(WHAT YOU HAVE TO DO) Images are not part of the copy; write out the rest of the data exactly as given.

(DATA TO USE)
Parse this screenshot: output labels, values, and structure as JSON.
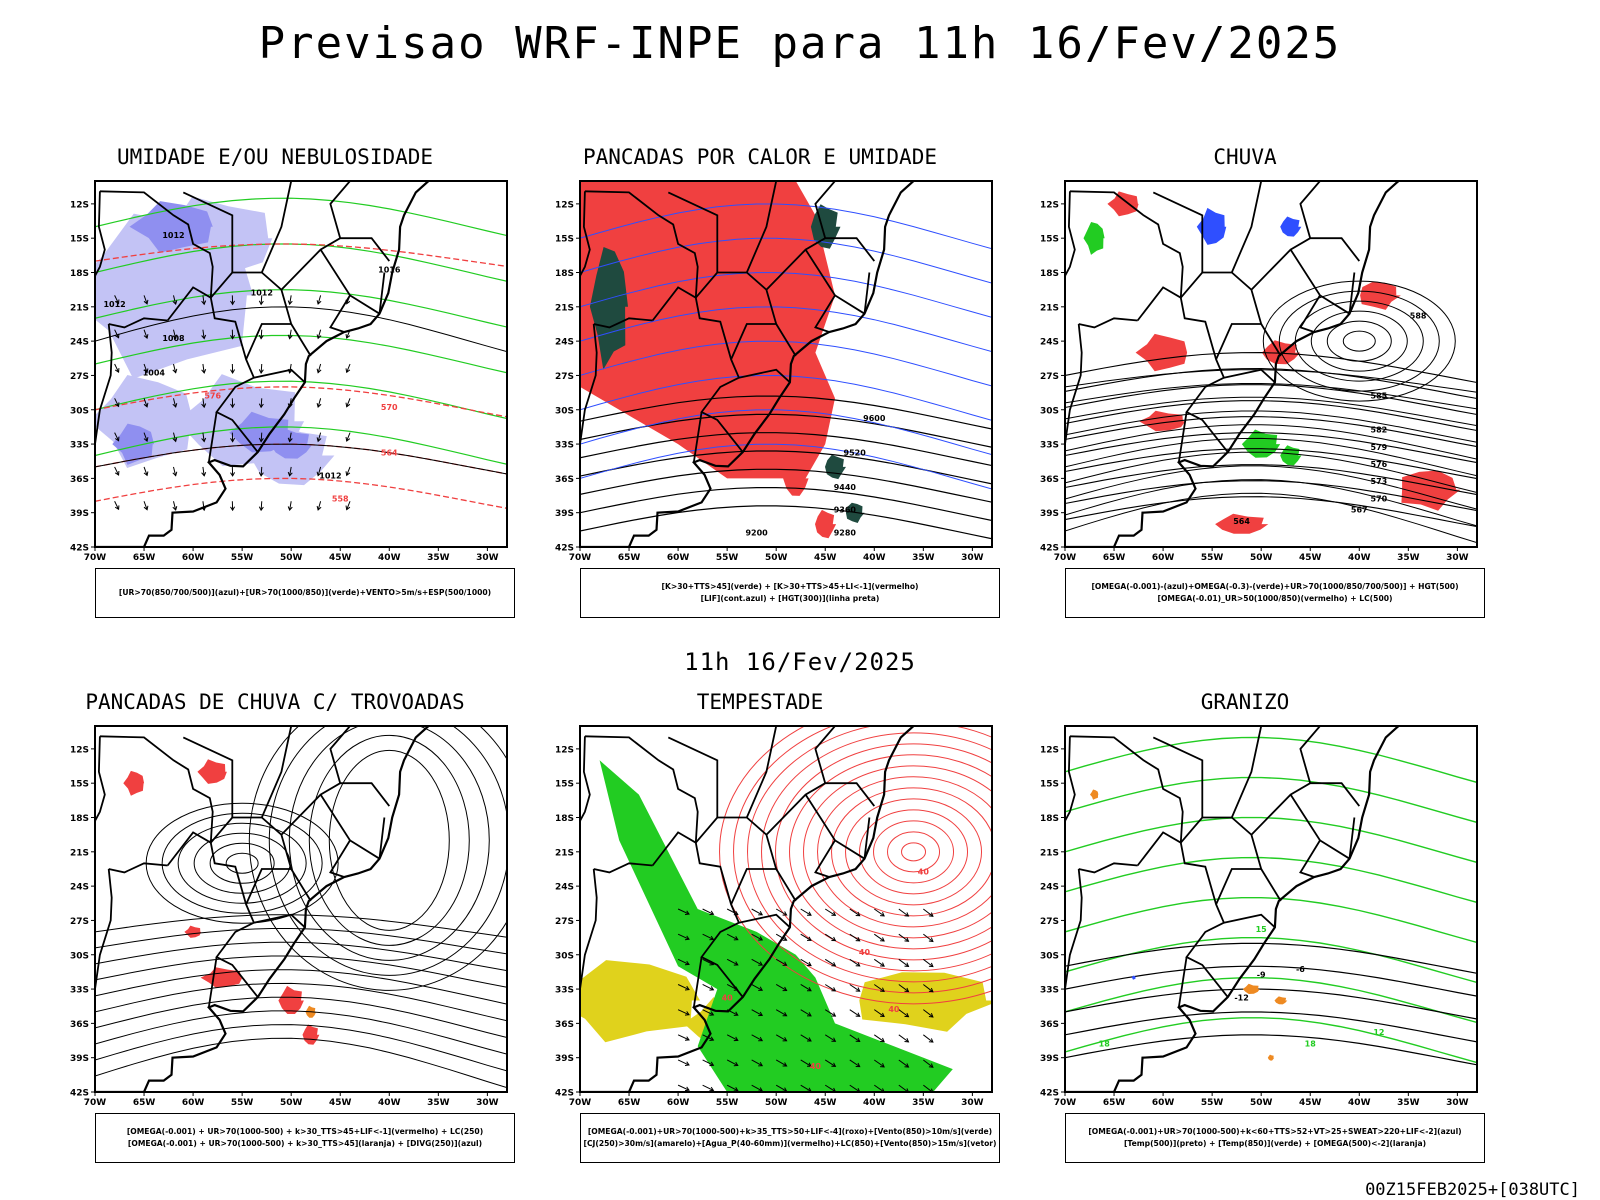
{
  "title": "Previsao WRF-INPE  para 11h 16/Fev/2025",
  "mid_title": "11h 16/Fev/2025",
  "footer": "00Z15FEB2025+[038UTC]",
  "axes": {
    "lat_labels": [
      "12S",
      "15S",
      "18S",
      "21S",
      "24S",
      "27S",
      "30S",
      "33S",
      "36S",
      "39S",
      "42S"
    ],
    "lon_labels": [
      "70W",
      "65W",
      "60W",
      "55W",
      "50W",
      "45W",
      "40W",
      "35W",
      "30W"
    ]
  },
  "colors": {
    "blue_shade": "#8f8ff0",
    "light_blue_shade": "#c3c3f5",
    "green": "#22cc22",
    "red": "#f04040",
    "dark_teal": "#1f4a3f",
    "yellow": "#e0d21c",
    "orange": "#ee8a22",
    "blue_line": "#2f4fff"
  },
  "panels": [
    {
      "id": "umidade",
      "title": "UMIDADE E/OU NEBULOSIDADE",
      "legend": [
        "[UR>70(850/700/500)](azul)+[UR>70(1000/850)](verde)+VENTO>5m/s+ESP(500/1000)"
      ],
      "contour_labels": [
        "1012",
        "1012",
        "1012",
        "1008",
        "1004",
        "1016",
        "1012",
        "576",
        "570",
        "564",
        "558"
      ]
    },
    {
      "id": "pancadas-calor",
      "title": "PANCADAS POR CALOR E UMIDADE",
      "legend": [
        "[K>30+TTS>45](verde) + [K>30+TTS>45+LI<-1](vermelho)",
        "[LIF](cont.azul) + [HGT(300)](linha preta)"
      ],
      "contour_labels": [
        "9600",
        "9520",
        "9440",
        "9360",
        "9280",
        "9200"
      ]
    },
    {
      "id": "chuva",
      "title": "CHUVA",
      "legend": [
        "[OMEGA(-0.001)-(azul)+OMEGA(-0.3)-(verde)+UR>70(1000/850/700/500)] + HGT(500)",
        "[OMEGA(-0.01)_UR>50(1000/850)(vermelho) + LC(500)"
      ],
      "contour_labels": [
        "588",
        "585",
        "582",
        "579",
        "576",
        "573",
        "570",
        "567",
        "564"
      ]
    },
    {
      "id": "pancadas-trovoadas",
      "title": "PANCADAS DE CHUVA C/ TROVOADAS",
      "legend": [
        "[OMEGA(-0.001) + UR>70(1000-500) + k>30_TTS>45+LIF<-1](vermelho) + LC(250)",
        "[OMEGA(-0.001) + UR>70(1000-500) + k>30_TTS>45](laranja) + [DIVG(250)](azul)"
      ],
      "contour_labels": []
    },
    {
      "id": "tempestade",
      "title": "TEMPESTADE",
      "legend": [
        "[OMEGA(-0.001)+UR>70(1000-500)+k>35_TTS>50+LIF<-4](roxo)+[Vento(850)>10m/s](verde)",
        "[CJ(250)>30m/s](amarelo)+[Agua_P(40-60mm)](vermelho)+LC(850)+[Vento(850)>15m/s](vetor)"
      ],
      "contour_labels": [
        "40",
        "40",
        "40",
        "40",
        "40"
      ]
    },
    {
      "id": "granizo",
      "title": "GRANIZO",
      "legend": [
        "[OMEGA(-0.001)+UR>70(1000-500)+k<60+TTS>52+VT>25+SWEAT>220+LIF<-2](azul)",
        "[Temp(500)](preto) + [Temp(850)](verde) + [OMEGA(500)<-2](laranja)"
      ],
      "contour_labels": [
        "-12",
        "-9",
        "-6",
        "15",
        "18",
        "18",
        "12"
      ]
    }
  ]
}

(OUTPUT FOR THIS TASK)
Parse this screenshot: output labels, values, and structure as JSON.
{
  "title": "Previsao WRF-INPE  para 11h 16/Fev/2025",
  "mid_title": "11h 16/Fev/2025",
  "footer": "00Z15FEB2025+[038UTC]",
  "axes": {
    "lat_labels": [
      "12S",
      "15S",
      "18S",
      "21S",
      "24S",
      "27S",
      "30S",
      "33S",
      "36S",
      "39S",
      "42S"
    ],
    "lon_labels": [
      "70W",
      "65W",
      "60W",
      "55W",
      "50W",
      "45W",
      "40W",
      "35W",
      "30W"
    ]
  },
  "colors": {
    "blue_shade": "#8f8ff0",
    "light_blue_shade": "#c3c3f5",
    "green": "#22cc22",
    "red": "#f04040",
    "dark_teal": "#1f4a3f",
    "yellow": "#e0d21c",
    "orange": "#ee8a22",
    "blue_line": "#2f4fff"
  },
  "panels": [
    {
      "id": "umidade",
      "title": "UMIDADE E/OU NEBULOSIDADE",
      "legend": [
        "[UR>70(850/700/500)](azul)+[UR>70(1000/850)](verde)+VENTO>5m/s+ESP(500/1000)"
      ],
      "contour_labels": [
        "1012",
        "1012",
        "1012",
        "1008",
        "1004",
        "1016",
        "1012",
        "576",
        "570",
        "564",
        "558"
      ]
    },
    {
      "id": "pancadas-calor",
      "title": "PANCADAS POR CALOR E UMIDADE",
      "legend": [
        "[K>30+TTS>45](verde) + [K>30+TTS>45+LI<-1](vermelho)",
        "[LIF](cont.azul) + [HGT(300)](linha preta)"
      ],
      "contour_labels": [
        "9600",
        "9520",
        "9440",
        "9360",
        "9280",
        "9200"
      ]
    },
    {
      "id": "chuva",
      "title": "CHUVA",
      "legend": [
        "[OMEGA(-0.001)-(azul)+OMEGA(-0.3)-(verde)+UR>70(1000/850/700/500)] + HGT(500)",
        "[OMEGA(-0.01)_UR>50(1000/850)(vermelho) + LC(500)"
      ],
      "contour_labels": [
        "588",
        "585",
        "582",
        "579",
        "576",
        "573",
        "570",
        "567",
        "564"
      ]
    },
    {
      "id": "pancadas-trovoadas",
      "title": "PANCADAS DE CHUVA C/ TROVOADAS",
      "legend": [
        "[OMEGA(-0.001) + UR>70(1000-500) + k>30_TTS>45+LIF<-1](vermelho) + LC(250)",
        "[OMEGA(-0.001) + UR>70(1000-500) + k>30_TTS>45](laranja) + [DIVG(250)](azul)"
      ],
      "contour_labels": []
    },
    {
      "id": "tempestade",
      "title": "TEMPESTADE",
      "legend": [
        "[OMEGA(-0.001)+UR>70(1000-500)+k>35_TTS>50+LIF<-4](roxo)+[Vento(850)>10m/s](verde)",
        "[CJ(250)>30m/s](amarelo)+[Agua_P(40-60mm)](vermelho)+LC(850)+[Vento(850)>15m/s](vetor)"
      ],
      "contour_labels": [
        "40",
        "40",
        "40",
        "40",
        "40"
      ]
    },
    {
      "id": "granizo",
      "title": "GRANIZO",
      "legend": [
        "[OMEGA(-0.001)+UR>70(1000-500)+k<60+TTS>52+VT>25+SWEAT>220+LIF<-2](azul)",
        "[Temp(500)](preto) + [Temp(850)](verde) + [OMEGA(500)<-2](laranja)"
      ],
      "contour_labels": [
        "-12",
        "-9",
        "-6",
        "15",
        "18",
        "18",
        "12"
      ]
    }
  ]
}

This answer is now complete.